*Instructions to follow*: Copy the data that follows, character for character, minus the pictures.
begin Material shown
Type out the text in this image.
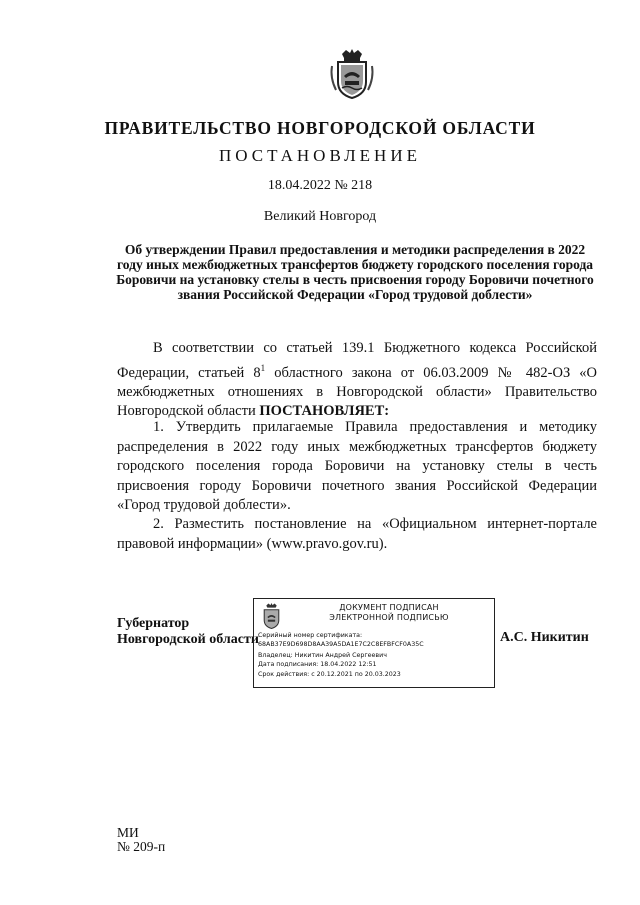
ПРАВИТЕЛЬСТВО НОВГОРОДСКОЙ ОБЛАСТИ
ПОСТАНОВЛЕНИЕ
18.04.2022 № 218
Великий Новгород
Об утверждении Правил предоставления и методики распределения в 2022 году иных межбюджетных трансфертов бюджету городского поселения города Боровичи на установку стелы в честь присвоения городу Боровичи почетного звания Российской Федерации «Город трудовой доблести»
В соответствии со статьей 139.1 Бюджетного кодекса Российской Федерации, статьей $8^1$ областного закона от 06.03.2009 № 482-ОЗ «О межбюджетных отношениях в Новгородской области» Правительство Новгородской области ПОСТАНОВЛЯЕТ:
1. Утвердить прилагаемые Правила предоставления и методику распределения в 2022 году иных межбюджетных трансфертов бюджету городского поселения города Боровичи на установку стелы в честь присвоения городу Боровичи почетного звания Российской Федерации «Город трудовой доблести».
2. Разместить постановление на «Официальном интернет-портале правовой информации» (www.pravo.gov.ru).
Губернатор
Новгородской области
ДОКУМЕНТ ПОДПИСАН
ЭЛЕКТРОННОЙ ПОДПИСЬЮ
Серийный номер сертификата:
68AB37E9D698D8AA39A5DA1E7C2C8EFBFCF0A35C
Владелец: Никитин Андрей Сергеевич
Дата подписания: 18.04.2022 12:51
Срок действия: с 20.12.2021 по 20.03.2023
А.С. Никитин
МИ
№ 209-п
end Material shown
*Expected output*:
Type out the text in this image.
ПРАВИТЕЛЬСТВО НОВГОРОДСКОЙ ОБЛАСТИ
ПОСТАНОВЛЕНИЕ
18.04.2022 № 218
Великий Новгород
Об утверждении Правил предоставления и методики распределения в 2022 году иных межбюджетных трансфертов бюджету городского поселения города Боровичи на установку стелы в честь присвоения городу Боровичи почетного звания Российской Федерации «Город трудовой доблести»
В соответствии со статьей 139.1 Бюджетного кодекса Российской Федерации, статьей $8^1$ областного закона от 06.03.2009 № 482-ОЗ «О межбюджетных отношениях в Новгородской области» Правительство Новгородской области ПОСТАНОВЛЯЕТ:
1. Утвердить прилагаемые Правила предоставления и методику распределения в 2022 году иных межбюджетных трансфертов бюджету городского поселения города Боровичи на установку стелы в честь присвоения городу Боровичи почетного звания Российской Федерации «Город трудовой доблести».
2. Разместить постановление на «Официальном интернет-портале правовой информации» (www.pravo.gov.ru).
Губернатор
Новгородской области
ДОКУМЕНТ ПОДПИСАН
ЭЛЕКТРОННОЙ ПОДПИСЬЮ
Серийный номер сертификата:
68AB37E9D698D8AA39A5DA1E7C2C8EFBFCF0A35C
Владелец: Никитин Андрей Сергеевич
Дата подписания: 18.04.2022 12:51
Срок действия: с 20.12.2021 по 20.03.2023
А.С. Никитин
МИ
№ 209-п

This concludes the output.